→ **Short problem**
Repeat all entries exactly.

→ **Information shown**

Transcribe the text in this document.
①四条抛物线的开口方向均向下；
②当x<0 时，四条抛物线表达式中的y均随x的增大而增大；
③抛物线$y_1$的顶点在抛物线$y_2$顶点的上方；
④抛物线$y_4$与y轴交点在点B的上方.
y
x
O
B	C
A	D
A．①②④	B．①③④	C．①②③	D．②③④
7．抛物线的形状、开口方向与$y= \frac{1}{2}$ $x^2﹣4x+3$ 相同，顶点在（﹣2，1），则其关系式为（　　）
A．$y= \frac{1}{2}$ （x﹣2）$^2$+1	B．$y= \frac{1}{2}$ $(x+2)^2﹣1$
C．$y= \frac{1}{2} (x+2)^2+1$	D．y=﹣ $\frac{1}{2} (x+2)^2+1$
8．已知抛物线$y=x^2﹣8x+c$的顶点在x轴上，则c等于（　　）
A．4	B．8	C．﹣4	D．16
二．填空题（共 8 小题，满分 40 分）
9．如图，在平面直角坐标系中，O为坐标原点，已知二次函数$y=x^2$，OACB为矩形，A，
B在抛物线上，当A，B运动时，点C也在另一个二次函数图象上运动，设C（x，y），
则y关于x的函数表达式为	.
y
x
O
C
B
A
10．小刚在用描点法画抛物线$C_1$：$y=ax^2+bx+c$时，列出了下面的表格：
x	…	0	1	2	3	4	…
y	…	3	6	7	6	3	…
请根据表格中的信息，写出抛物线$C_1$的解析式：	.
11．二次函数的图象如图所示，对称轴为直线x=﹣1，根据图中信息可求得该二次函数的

→ **Result of this task**
Transcribe the text in this document.
①四条抛物线的开口方向均向下；
②当x<0 时，四条抛物线表达式中的y均随x的增大而增大；
③抛物线$y_1$的顶点在抛物线$y_2$顶点的上方；
④抛物线$y_4$与y轴交点在点B的上方.
y
x
O
B	C
A	D
A．①②④	B．①③④	C．①②③	D．②③④
7．抛物线的形状、开口方向与$y= \frac{1}{2}$ $x^2﹣4x+3$ 相同，顶点在（﹣2，1），则其关系式为（　　）
A．$y= \frac{1}{2}$ （x﹣2）$^2$+1	B．$y= \frac{1}{2}$ $(x+2)^2﹣1$
C．$y= \frac{1}{2} (x+2)^2+1$	D．y=﹣ $\frac{1}{2} (x+2)^2+1$
8．已知抛物线$y=x^2﹣8x+c$的顶点在x轴上，则c等于（　　）
A．4	B．8	C．﹣4	D．16
二．填空题（共 8 小题，满分 40 分）
9．如图，在平面直角坐标系中，O为坐标原点，已知二次函数$y=x^2$，OACB为矩形，A，
B在抛物线上，当A，B运动时，点C也在另一个二次函数图象上运动，设C（x，y），
则y关于x的函数表达式为	.
y
x
O
C
B
A
10．小刚在用描点法画抛物线$C_1$：$y=ax^2+bx+c$时，列出了下面的表格：
x	…	0	1	2	3	4	…
y	…	3	6	7	6	3	…
请根据表格中的信息，写出抛物线$C_1$的解析式：	.
11．二次函数的图象如图所示，对称轴为直线x=﹣1，根据图中信息可求得该二次函数的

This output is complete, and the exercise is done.